(Stored records)
· · · · · · ·
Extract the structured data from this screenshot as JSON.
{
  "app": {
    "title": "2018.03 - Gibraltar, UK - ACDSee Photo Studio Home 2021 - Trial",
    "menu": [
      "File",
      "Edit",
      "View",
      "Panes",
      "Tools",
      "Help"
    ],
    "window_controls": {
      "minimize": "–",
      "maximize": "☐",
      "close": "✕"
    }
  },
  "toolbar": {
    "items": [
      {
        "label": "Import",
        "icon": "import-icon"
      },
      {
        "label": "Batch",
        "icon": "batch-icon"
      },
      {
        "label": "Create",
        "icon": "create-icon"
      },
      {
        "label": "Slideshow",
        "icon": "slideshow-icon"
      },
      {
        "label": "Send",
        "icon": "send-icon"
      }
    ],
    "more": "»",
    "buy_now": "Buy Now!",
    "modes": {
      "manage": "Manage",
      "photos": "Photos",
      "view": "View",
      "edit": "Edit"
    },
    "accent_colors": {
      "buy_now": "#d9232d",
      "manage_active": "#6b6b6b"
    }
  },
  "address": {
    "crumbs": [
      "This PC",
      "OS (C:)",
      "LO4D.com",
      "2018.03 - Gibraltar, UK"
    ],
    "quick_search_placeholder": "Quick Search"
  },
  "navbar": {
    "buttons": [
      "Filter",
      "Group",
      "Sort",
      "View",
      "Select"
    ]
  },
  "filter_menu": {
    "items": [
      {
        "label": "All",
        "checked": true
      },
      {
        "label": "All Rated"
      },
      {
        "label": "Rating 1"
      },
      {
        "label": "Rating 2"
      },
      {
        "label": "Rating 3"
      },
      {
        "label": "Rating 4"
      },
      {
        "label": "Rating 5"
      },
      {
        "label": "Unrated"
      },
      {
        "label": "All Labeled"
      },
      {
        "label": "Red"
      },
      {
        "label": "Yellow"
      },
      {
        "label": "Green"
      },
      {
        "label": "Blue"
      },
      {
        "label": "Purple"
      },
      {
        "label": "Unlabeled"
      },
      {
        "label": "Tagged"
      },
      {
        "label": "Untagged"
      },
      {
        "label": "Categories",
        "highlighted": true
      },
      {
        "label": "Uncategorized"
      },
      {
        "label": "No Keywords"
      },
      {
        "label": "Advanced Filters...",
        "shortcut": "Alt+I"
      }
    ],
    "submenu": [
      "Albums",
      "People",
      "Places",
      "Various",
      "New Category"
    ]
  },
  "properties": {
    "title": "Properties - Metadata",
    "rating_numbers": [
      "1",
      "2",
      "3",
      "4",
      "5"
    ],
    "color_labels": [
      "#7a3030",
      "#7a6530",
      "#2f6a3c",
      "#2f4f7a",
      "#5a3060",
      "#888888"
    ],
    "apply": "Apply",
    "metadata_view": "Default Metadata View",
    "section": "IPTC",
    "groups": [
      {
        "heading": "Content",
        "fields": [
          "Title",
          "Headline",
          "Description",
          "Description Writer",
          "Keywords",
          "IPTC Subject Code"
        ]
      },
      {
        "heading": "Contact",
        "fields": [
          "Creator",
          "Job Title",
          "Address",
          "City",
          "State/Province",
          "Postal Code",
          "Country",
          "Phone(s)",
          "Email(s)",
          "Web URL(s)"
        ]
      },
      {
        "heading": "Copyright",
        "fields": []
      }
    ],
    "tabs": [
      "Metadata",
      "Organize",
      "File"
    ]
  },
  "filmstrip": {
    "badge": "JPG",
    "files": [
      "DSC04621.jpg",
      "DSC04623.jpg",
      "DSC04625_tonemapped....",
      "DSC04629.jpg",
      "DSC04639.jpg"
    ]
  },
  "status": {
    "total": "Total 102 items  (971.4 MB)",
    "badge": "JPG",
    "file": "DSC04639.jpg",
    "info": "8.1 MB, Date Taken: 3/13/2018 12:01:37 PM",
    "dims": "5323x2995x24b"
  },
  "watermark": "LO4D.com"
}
· · · · · · ·
▸ What you are asked to do: Set all of the records down again, exactly as they stand.

▸ Output for this exercise:
Extract the structured data from this screenshot as JSON.
{
  "app": {
    "title": "2018.03 - Gibraltar, UK - ACDSee Photo Studio Home 2021 - Trial",
    "menu": [
      "File",
      "Edit",
      "View",
      "Panes",
      "Tools",
      "Help"
    ],
    "window_controls": {
      "minimize": "–",
      "maximize": "☐",
      "close": "✕"
    }
  },
  "toolbar": {
    "items": [
      {
        "label": "Import",
        "icon": "import-icon"
      },
      {
        "label": "Batch",
        "icon": "batch-icon"
      },
      {
        "label": "Create",
        "icon": "create-icon"
      },
      {
        "label": "Slideshow",
        "icon": "slideshow-icon"
      },
      {
        "label": "Send",
        "icon": "send-icon"
      }
    ],
    "more": "»",
    "buy_now": "Buy Now!",
    "modes": {
      "manage": "Manage",
      "photos": "Photos",
      "view": "View",
      "edit": "Edit"
    },
    "accent_colors": {
      "buy_now": "#d9232d",
      "manage_active": "#6b6b6b"
    }
  },
  "address": {
    "crumbs": [
      "This PC",
      "OS (C:)",
      "LO4D.com",
      "2018.03 - Gibraltar, UK"
    ],
    "quick_search_placeholder": "Quick Search"
  },
  "navbar": {
    "buttons": [
      "Filter",
      "Group",
      "Sort",
      "View",
      "Select"
    ]
  },
  "filter_menu": {
    "items": [
      {
        "label": "All",
        "checked": true
      },
      {
        "label": "All Rated"
      },
      {
        "label": "Rating 1"
      },
      {
        "label": "Rating 2"
      },
      {
        "label": "Rating 3"
      },
      {
        "label": "Rating 4"
      },
      {
        "label": "Rating 5"
      },
      {
        "label": "Unrated"
      },
      {
        "label": "All Labeled"
      },
      {
        "label": "Red"
      },
      {
        "label": "Yellow"
      },
      {
        "label": "Green"
      },
      {
        "label": "Blue"
      },
      {
        "label": "Purple"
      },
      {
        "label": "Unlabeled"
      },
      {
        "label": "Tagged"
      },
      {
        "label": "Untagged"
      },
      {
        "label": "Categories",
        "highlighted": true
      },
      {
        "label": "Uncategorized"
      },
      {
        "label": "No Keywords"
      },
      {
        "label": "Advanced Filters...",
        "shortcut": "Alt+I"
      }
    ],
    "submenu": [
      "Albums",
      "People",
      "Places",
      "Various",
      "New Category"
    ]
  },
  "properties": {
    "title": "Properties - Metadata",
    "rating_numbers": [
      "1",
      "2",
      "3",
      "4",
      "5"
    ],
    "color_labels": [
      "#7a3030",
      "#7a6530",
      "#2f6a3c",
      "#2f4f7a",
      "#5a3060",
      "#888888"
    ],
    "apply": "Apply",
    "metadata_view": "Default Metadata View",
    "section": "IPTC",
    "groups": [
      {
        "heading": "Content",
        "fields": [
          "Title",
          "Headline",
          "Description",
          "Description Writer",
          "Keywords",
          "IPTC Subject Code"
        ]
      },
      {
        "heading": "Contact",
        "fields": [
          "Creator",
          "Job Title",
          "Address",
          "City",
          "State/Province",
          "Postal Code",
          "Country",
          "Phone(s)",
          "Email(s)",
          "Web URL(s)"
        ]
      },
      {
        "heading": "Copyright",
        "fields": []
      }
    ],
    "tabs": [
      "Metadata",
      "Organize",
      "File"
    ]
  },
  "filmstrip": {
    "badge": "JPG",
    "files": [
      "DSC04621.jpg",
      "DSC04623.jpg",
      "DSC04625_tonemapped....",
      "DSC04629.jpg",
      "DSC04639.jpg"
    ]
  },
  "status": {
    "total": "Total 102 items  (971.4 MB)",
    "badge": "JPG",
    "file": "DSC04639.jpg",
    "info": "8.1 MB, Date Taken: 3/13/2018 12:01:37 PM",
    "dims": "5323x2995x24b"
  },
  "watermark": "LO4D.com"
}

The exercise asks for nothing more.